## PROBLEM DESCRIPTION:
In the listing below, locate the lines that hold the string "сотрудников". Copy those lines.

::::::

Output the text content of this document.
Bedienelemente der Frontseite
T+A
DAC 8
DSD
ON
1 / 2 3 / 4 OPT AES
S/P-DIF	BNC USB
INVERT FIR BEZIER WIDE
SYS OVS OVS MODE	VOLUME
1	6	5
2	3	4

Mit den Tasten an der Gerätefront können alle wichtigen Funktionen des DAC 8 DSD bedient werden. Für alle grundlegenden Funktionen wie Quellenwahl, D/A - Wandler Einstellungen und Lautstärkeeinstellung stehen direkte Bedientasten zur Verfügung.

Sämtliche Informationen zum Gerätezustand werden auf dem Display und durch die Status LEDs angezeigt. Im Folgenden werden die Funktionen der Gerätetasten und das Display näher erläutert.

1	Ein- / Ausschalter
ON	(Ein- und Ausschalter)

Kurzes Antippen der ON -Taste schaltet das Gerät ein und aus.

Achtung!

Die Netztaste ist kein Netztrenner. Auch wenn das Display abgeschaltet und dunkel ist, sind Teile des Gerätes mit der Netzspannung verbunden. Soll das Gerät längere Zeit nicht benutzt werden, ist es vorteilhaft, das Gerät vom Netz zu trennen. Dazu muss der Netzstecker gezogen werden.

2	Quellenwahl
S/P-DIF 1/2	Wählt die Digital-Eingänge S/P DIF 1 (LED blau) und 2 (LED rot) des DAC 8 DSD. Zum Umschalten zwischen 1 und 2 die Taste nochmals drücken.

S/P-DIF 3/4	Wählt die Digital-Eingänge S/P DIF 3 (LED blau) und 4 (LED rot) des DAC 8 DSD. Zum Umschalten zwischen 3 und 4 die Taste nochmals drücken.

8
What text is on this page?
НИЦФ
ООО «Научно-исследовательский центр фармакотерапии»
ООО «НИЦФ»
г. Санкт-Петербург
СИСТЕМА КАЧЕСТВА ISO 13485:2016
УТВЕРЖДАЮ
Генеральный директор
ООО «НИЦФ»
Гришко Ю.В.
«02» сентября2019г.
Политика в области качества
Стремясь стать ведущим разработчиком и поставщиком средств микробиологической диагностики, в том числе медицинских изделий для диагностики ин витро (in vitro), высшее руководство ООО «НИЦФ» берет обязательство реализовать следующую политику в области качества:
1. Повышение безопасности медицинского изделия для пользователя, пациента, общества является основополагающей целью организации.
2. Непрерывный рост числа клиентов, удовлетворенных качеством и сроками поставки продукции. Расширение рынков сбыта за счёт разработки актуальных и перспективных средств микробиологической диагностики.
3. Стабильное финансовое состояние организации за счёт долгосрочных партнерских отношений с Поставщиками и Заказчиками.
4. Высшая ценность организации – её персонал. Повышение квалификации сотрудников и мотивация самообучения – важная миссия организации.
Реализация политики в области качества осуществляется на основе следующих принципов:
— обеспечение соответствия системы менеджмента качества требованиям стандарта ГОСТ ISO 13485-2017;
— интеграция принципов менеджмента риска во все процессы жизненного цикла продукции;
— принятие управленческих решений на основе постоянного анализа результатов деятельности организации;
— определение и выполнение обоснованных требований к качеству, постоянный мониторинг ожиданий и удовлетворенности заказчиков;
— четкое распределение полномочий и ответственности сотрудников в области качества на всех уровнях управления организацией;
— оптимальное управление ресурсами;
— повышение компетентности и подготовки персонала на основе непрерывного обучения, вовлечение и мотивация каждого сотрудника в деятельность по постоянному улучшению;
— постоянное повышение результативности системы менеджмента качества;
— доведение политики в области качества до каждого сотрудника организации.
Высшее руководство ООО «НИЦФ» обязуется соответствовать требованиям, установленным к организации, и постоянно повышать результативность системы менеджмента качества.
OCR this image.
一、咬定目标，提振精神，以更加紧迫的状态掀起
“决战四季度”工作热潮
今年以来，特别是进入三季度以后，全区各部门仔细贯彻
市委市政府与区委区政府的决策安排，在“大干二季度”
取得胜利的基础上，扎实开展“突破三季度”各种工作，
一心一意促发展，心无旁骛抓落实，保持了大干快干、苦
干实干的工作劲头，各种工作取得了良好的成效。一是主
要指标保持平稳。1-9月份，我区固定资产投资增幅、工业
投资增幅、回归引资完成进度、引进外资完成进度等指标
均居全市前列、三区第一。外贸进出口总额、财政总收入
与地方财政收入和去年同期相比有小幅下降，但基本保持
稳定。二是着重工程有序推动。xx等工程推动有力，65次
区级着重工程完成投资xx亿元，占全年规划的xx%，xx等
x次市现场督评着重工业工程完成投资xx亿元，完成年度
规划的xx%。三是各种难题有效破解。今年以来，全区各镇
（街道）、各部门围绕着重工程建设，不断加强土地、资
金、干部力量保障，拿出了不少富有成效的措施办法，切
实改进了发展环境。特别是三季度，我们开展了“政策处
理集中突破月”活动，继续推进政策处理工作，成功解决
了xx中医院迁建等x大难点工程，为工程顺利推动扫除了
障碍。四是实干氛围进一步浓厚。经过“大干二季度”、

::::::

## EXPECTED ANSWER:
4. Высшая ценность организации – её персонал. Повышение квалификации сотрудников и мотивация самообучения – важная миссия организации.
— четкое распределение полномочий и ответственности сотрудников в области качества на всех уровнях управления организацией;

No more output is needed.